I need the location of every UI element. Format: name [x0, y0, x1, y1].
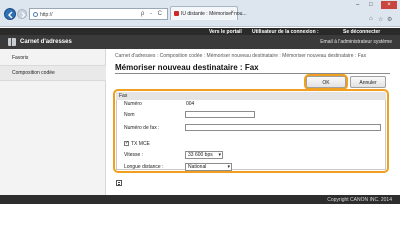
favorites-star-icon[interactable]: ☆: [378, 16, 383, 23]
footer: Copyright CANON INC. 2014: [0, 195, 400, 204]
copyright-text: Copyright CANON INC. 2014: [327, 197, 392, 203]
home-icon[interactable]: ⌂: [369, 16, 373, 22]
favicon-icon: [174, 11, 179, 16]
browser-tab[interactable]: IU distante : Mémoriser nou... ×: [170, 6, 247, 20]
tx-mce-checkbox[interactable]: [124, 140, 129, 146]
app-header: Carnet d'adresses Email à l'administrate…: [0, 35, 400, 49]
ok-button[interactable]: OK: [306, 76, 346, 88]
address-bar[interactable]: http:// ρ - C: [29, 8, 168, 20]
browser-chrome: http:// ρ - C IU distante : Mémoriser no…: [0, 0, 400, 27]
back-button[interactable]: [4, 8, 16, 20]
address-book-icon: [8, 38, 16, 46]
minimize-icon[interactable]: –: [356, 2, 359, 8]
top-bar: Vers le portail Utilisateur de la connex…: [0, 28, 400, 35]
sidebar-item-favoris[interactable]: Favoris: [0, 51, 106, 66]
longue-distance-value: National: [188, 164, 207, 170]
cancel-button[interactable]: Annuler: [350, 76, 386, 88]
forward-button[interactable]: [17, 9, 27, 19]
arrow-left-icon: [8, 11, 13, 19]
breadcrumb: Carnet d'adresses : Composition codée : …: [115, 53, 367, 59]
chevron-down-icon: ▾: [227, 164, 230, 170]
vitesse-value: 33 600 bps: [188, 152, 213, 158]
search-refresh-icons[interactable]: ρ - C: [141, 11, 164, 17]
nom-label: Nom: [124, 112, 135, 118]
nom-input[interactable]: [185, 111, 255, 118]
arrow-right-icon: [21, 12, 26, 18]
numero-value: 004: [186, 101, 195, 107]
title-divider: [115, 73, 390, 74]
maximize-icon[interactable]: □: [369, 2, 373, 8]
longue-distance-label: Longue distance :: [124, 164, 164, 170]
sidebar: Favoris Composition codée: [0, 49, 106, 195]
globe-icon: [33, 12, 38, 17]
longue-distance-select[interactable]: National ▾: [185, 163, 232, 171]
page-top-icon[interactable]: [116, 180, 122, 186]
page-title: Mémoriser nouveau destinataire : Fax: [115, 63, 259, 72]
admin-mail-link[interactable]: Email à l'administrateur système: [320, 39, 392, 45]
fax-number-label: Numéro de fax :: [124, 125, 160, 131]
tx-mce-label: TX MCE: [131, 141, 150, 147]
chevron-down-icon: ▾: [218, 152, 221, 158]
tab-close-icon[interactable]: ×: [230, 10, 234, 16]
vitesse-label: Vitesse :: [124, 152, 144, 158]
tab-title: IU distante : Mémoriser nou...: [181, 11, 247, 17]
numero-label: Numéro: [124, 101, 142, 107]
sidebar-item-composition-codee[interactable]: Composition codée: [0, 66, 106, 81]
header-title: Carnet d'adresses: [20, 39, 72, 45]
fax-highlight-frame: [113, 89, 389, 173]
gear-icon[interactable]: ⚙: [387, 16, 392, 23]
fax-number-input[interactable]: [185, 124, 381, 131]
close-window-icon[interactable]: ×: [381, 1, 397, 9]
vitesse-select[interactable]: 33 600 bps ▾: [185, 151, 223, 159]
address-text: http://: [40, 12, 53, 18]
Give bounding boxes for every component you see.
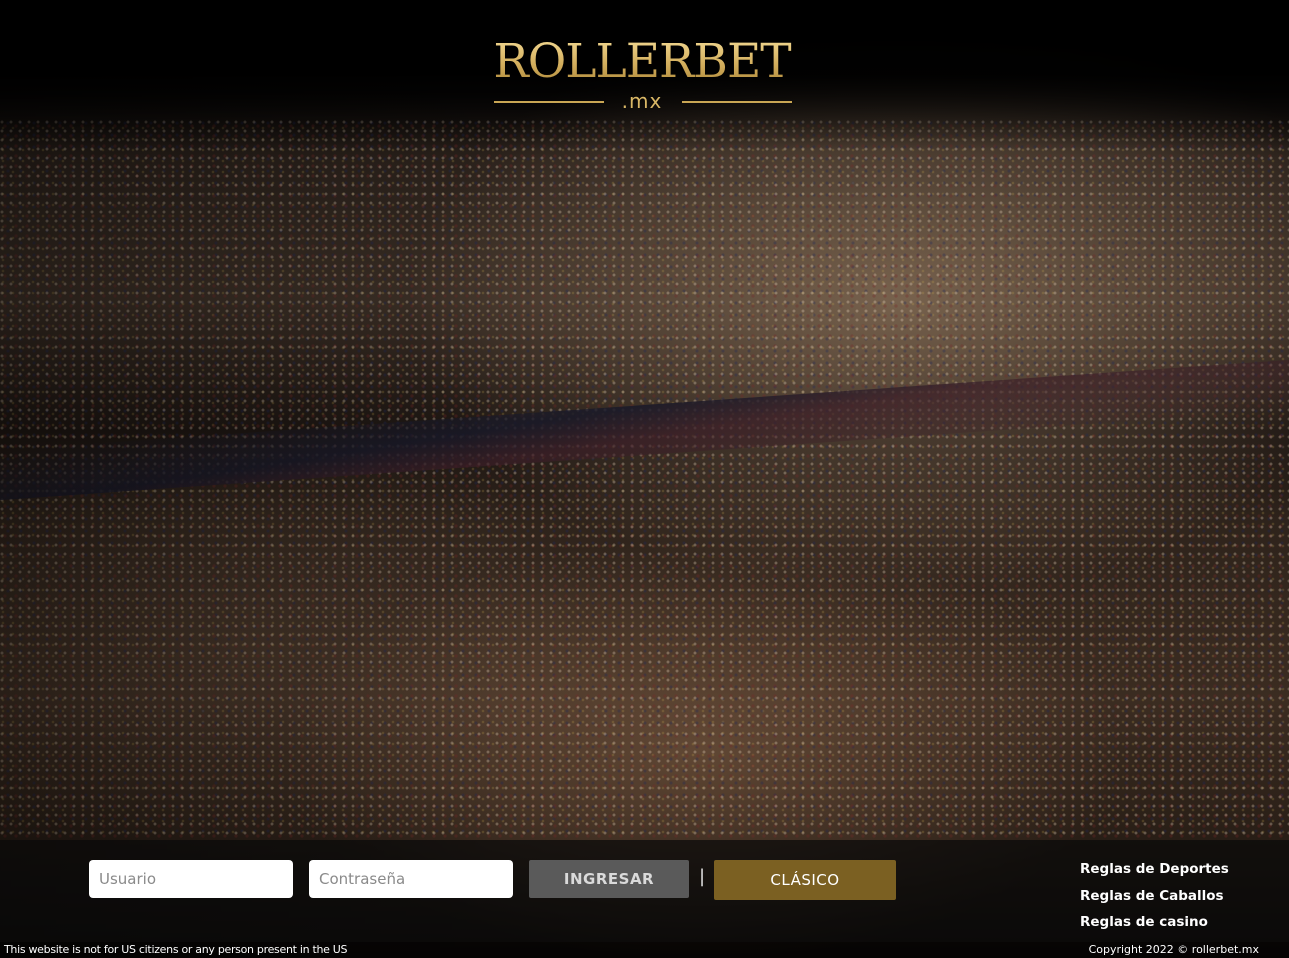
classic-button[interactable]: CLÁSICO bbox=[714, 860, 896, 900]
copyright-text: Copyright 2022 © rollerbet.mx bbox=[1088, 943, 1259, 956]
username-input[interactable] bbox=[89, 860, 293, 898]
stadium-background bbox=[0, 0, 1289, 958]
link-sports-rules[interactable]: Reglas de Deportes bbox=[1080, 856, 1280, 883]
brand-name: ROLLERBET bbox=[490, 36, 794, 88]
link-horse-rules[interactable]: Reglas de Caballos bbox=[1080, 883, 1280, 910]
brand-domain-row: .mx bbox=[490, 89, 794, 113]
login-button[interactable]: INGRESAR bbox=[529, 860, 689, 898]
us-disclaimer: This website is not for US citizens or a… bbox=[4, 943, 348, 956]
logo-divider-right bbox=[682, 101, 792, 103]
logo-divider-left bbox=[494, 101, 604, 103]
password-input[interactable] bbox=[309, 860, 513, 898]
brand-logo[interactable]: ROLLERBET .mx bbox=[490, 36, 794, 113]
brand-domain: .mx bbox=[621, 89, 663, 113]
link-casino-rules[interactable]: Reglas de casino bbox=[1080, 909, 1280, 936]
button-separator: | bbox=[699, 866, 706, 887]
rules-links: Reglas de Deportes Reglas de Caballos Re… bbox=[1080, 856, 1280, 936]
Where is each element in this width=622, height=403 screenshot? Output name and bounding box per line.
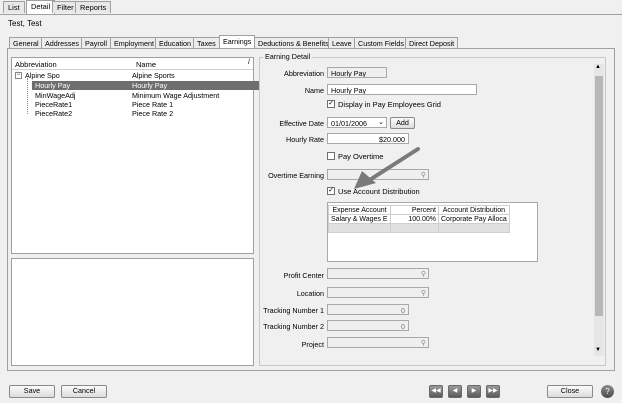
pay-overtime-checkbox[interactable] bbox=[327, 152, 335, 160]
hourly-rate-field[interactable]: $20.000 bbox=[327, 133, 409, 144]
grid-cell-percent[interactable]: 100.00% bbox=[390, 214, 439, 224]
tree-item-hourly-pay[interactable]: Hourly Pay Hourly Pay bbox=[32, 81, 261, 90]
top-tab-divider bbox=[0, 14, 622, 15]
tab-payroll[interactable]: Payroll bbox=[81, 37, 111, 48]
tab-list[interactable]: List bbox=[3, 1, 25, 13]
tree-item-minwage[interactable]: MinWageAdj Minimum Wage Adjustment bbox=[32, 91, 268, 100]
abbreviation-field[interactable]: Hourly Pay bbox=[327, 67, 387, 78]
grid-cell-expense[interactable]: Salary & Wages E bbox=[328, 214, 391, 224]
display-grid-checkbox[interactable]: ✓ bbox=[327, 100, 335, 108]
effective-date-select[interactable]: 01/01/2006 ⌄ bbox=[327, 117, 387, 128]
header-divider bbox=[12, 69, 253, 70]
effective-date-value: 01/01/2006 bbox=[331, 119, 367, 128]
scroll-up-icon[interactable]: ▲ bbox=[595, 64, 601, 70]
grid-cell-empty[interactable] bbox=[390, 223, 439, 233]
tab-education[interactable]: Education bbox=[155, 37, 195, 48]
section-title: Earning Detail bbox=[263, 52, 313, 61]
profit-center-field[interactable]: ⚲ bbox=[327, 268, 429, 279]
lookup-icon: ⚲ bbox=[420, 340, 426, 347]
grid-cell-distribution[interactable]: Corporate Pay Alloca bbox=[438, 214, 510, 224]
tree-item-name: Hourly Pay bbox=[132, 81, 168, 90]
cancel-button[interactable]: Cancel bbox=[61, 385, 107, 398]
project-label: Project bbox=[301, 340, 324, 349]
tracking-number-1-field[interactable]: 0 bbox=[327, 304, 409, 315]
grid-header-expense[interactable]: Expense Account bbox=[328, 205, 391, 215]
save-button[interactable]: Save bbox=[9, 385, 55, 398]
tree-item-alpine[interactable]: Alpine Spo Alpine Sports bbox=[25, 71, 261, 80]
tree-item-abbrev: PieceRate2 bbox=[35, 109, 73, 118]
tree-item-name: Piece Rate 2 bbox=[132, 109, 174, 118]
name-label: Name bbox=[304, 86, 324, 95]
col-header-abbreviation[interactable]: Abbreviation bbox=[15, 60, 57, 69]
tree-item-piecerate1[interactable]: PieceRate1 Piece Rate 1 bbox=[32, 100, 268, 109]
tree-line bbox=[27, 78, 28, 114]
grid-header-distribution[interactable]: Account Distribution bbox=[438, 205, 510, 215]
location-label: Location bbox=[296, 289, 324, 298]
callout-arrow-icon bbox=[354, 147, 420, 189]
tree-item-abbrev: Hourly Pay bbox=[35, 81, 71, 90]
tab-addresses[interactable]: Addresses bbox=[41, 37, 83, 48]
first-record-icon[interactable]: ◀◀ bbox=[429, 385, 443, 398]
add-date-button[interactable]: Add bbox=[390, 117, 415, 129]
tab-direct-deposit[interactable]: Direct Deposit bbox=[405, 37, 459, 48]
tracking-number-1-label: Tracking Number 1 bbox=[263, 306, 324, 315]
use-account-distribution-checkbox[interactable]: ✓ bbox=[327, 187, 335, 195]
abbreviation-label: Abbreviation bbox=[284, 69, 324, 78]
tree-item-name: Piece Rate 1 bbox=[132, 100, 174, 109]
tab-taxes[interactable]: Taxes bbox=[193, 37, 220, 48]
overtime-earning-label: Overtime Earning bbox=[268, 171, 324, 180]
project-field[interactable]: ⚲ bbox=[327, 337, 429, 348]
tree-item-name: Minimum Wage Adjustment bbox=[132, 91, 220, 100]
location-field[interactable]: ⚲ bbox=[327, 287, 429, 298]
earnings-tree[interactable]: Abbreviation Name / − Alpine Spo Alpine … bbox=[11, 57, 261, 254]
tracking-number-2-label: Tracking Number 2 bbox=[263, 322, 324, 331]
scroll-thumb[interactable] bbox=[595, 76, 603, 316]
tab-custom-fields[interactable]: Custom Fields bbox=[354, 37, 408, 48]
tab-reports[interactable]: Reports bbox=[75, 1, 112, 13]
display-grid-label: Display in Pay Employees Grid bbox=[338, 100, 441, 109]
help-icon[interactable]: ? bbox=[601, 385, 614, 398]
next-record-icon[interactable]: ▶ bbox=[467, 385, 481, 398]
chevron-down-icon: ⌄ bbox=[378, 119, 384, 126]
collapse-icon[interactable]: − bbox=[15, 72, 22, 79]
scrollbar[interactable]: ▲ ▼ bbox=[594, 64, 604, 356]
sort-indicator-icon: / bbox=[248, 59, 250, 66]
tree-item-piecerate2[interactable]: PieceRate2 Piece Rate 2 bbox=[32, 109, 268, 118]
grid-header-percent[interactable]: Percent bbox=[390, 205, 439, 215]
tracking-number-2-field[interactable]: 0 bbox=[327, 320, 409, 331]
tree-item-abbrev: PieceRate1 bbox=[35, 100, 73, 109]
name-field[interactable]: Hourly Pay bbox=[327, 84, 477, 95]
lookup-icon: ⚲ bbox=[420, 271, 426, 278]
tab-detail[interactable]: Detail bbox=[26, 0, 56, 14]
prev-record-icon[interactable]: ◀ bbox=[448, 385, 462, 398]
tab-general[interactable]: General bbox=[9, 37, 43, 48]
record-title: Test, Test bbox=[8, 19, 42, 28]
close-button[interactable]: Close bbox=[547, 385, 593, 398]
tab-leave[interactable]: Leave bbox=[328, 37, 356, 48]
tab-earnings[interactable]: Earnings bbox=[219, 35, 256, 48]
effective-date-label: Effective Date bbox=[279, 119, 324, 128]
distribution-grid[interactable]: Expense Account Percent Account Distribu… bbox=[327, 202, 538, 262]
last-record-icon[interactable]: ▶▶ bbox=[486, 385, 500, 398]
profit-center-label: Profit Center bbox=[283, 271, 324, 280]
grid-cell-empty[interactable] bbox=[438, 223, 510, 233]
tree-item-abbrev: Alpine Spo bbox=[25, 71, 60, 80]
grid-cell-empty[interactable] bbox=[328, 223, 391, 233]
hourly-rate-label: Hourly Rate bbox=[286, 135, 324, 144]
notes-panel bbox=[11, 258, 254, 366]
tree-item-abbrev: MinWageAdj bbox=[35, 91, 76, 100]
tab-employment[interactable]: Employment bbox=[110, 37, 158, 48]
col-header-name[interactable]: Name bbox=[136, 60, 156, 69]
tab-deductions[interactable]: Deductions & Benefits bbox=[254, 37, 333, 48]
tree-item-name: Alpine Sports bbox=[132, 71, 175, 80]
scroll-down-icon[interactable]: ▼ bbox=[595, 347, 601, 353]
lookup-icon: ⚲ bbox=[420, 290, 426, 297]
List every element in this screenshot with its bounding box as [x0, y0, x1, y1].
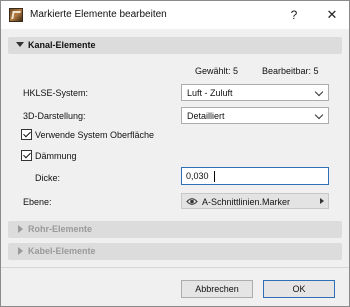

· · · · · · ·

## WORK INSTRUCTIONS
Could you arrange the lines of the records above, starting at the line containing "classic-button[interactable]: CLÁSICO bbox=[714, 860, 896, 900]" and ending at the line containing "Where is each", as a numbered list without any blank lines?

## WORKED SOLUTION
1. classic-button[interactable]: CLÁSICO bbox=[714, 860, 896, 900]
2. copyright-text: Copyright 2022 © rollerbet.mx bbox=[1088, 943, 1259, 956]
3. username-input[interactable] bbox=[89, 860, 293, 898]
4. stadium-background bbox=[0, 0, 1289, 958]
5. link-sports-rules[interactable]: Reglas de Deportes bbox=[1080, 856, 1280, 883]
6. brand-name: ROLLERBET bbox=[490, 36, 794, 88]
7. link-horse-rules[interactable]: Reglas de Caballos bbox=[1080, 883, 1280, 910]
8. brand-domain-row: .mx bbox=[490, 89, 794, 113]
9. login-button[interactable]: INGRESAR bbox=[529, 860, 689, 898]
10. us-disclaimer: This website is not for US citizens or a… bbox=[4, 943, 348, 956]
11. logo-divider-right bbox=[682, 101, 792, 103]
12. logo-divider-left bbox=[494, 101, 604, 103]
13. password-input[interactable] bbox=[309, 860, 513, 898]
14. brand-logo[interactable]: ROLLERBET .mx bbox=[490, 36, 794, 113]
15. brand-domain: .mx bbox=[621, 89, 663, 113]
16. link-casino-rules[interactable]: Reglas de casino bbox=[1080, 909, 1280, 936]
17. button-separator: | bbox=[699, 866, 706, 887]
18. rules-links: Reglas de Deportes Reglas de Caballos Re… bbox=[1080, 856, 1280, 936]
19. Where is each element in this width=622, height=403 screenshot? Output name and bounding box per line.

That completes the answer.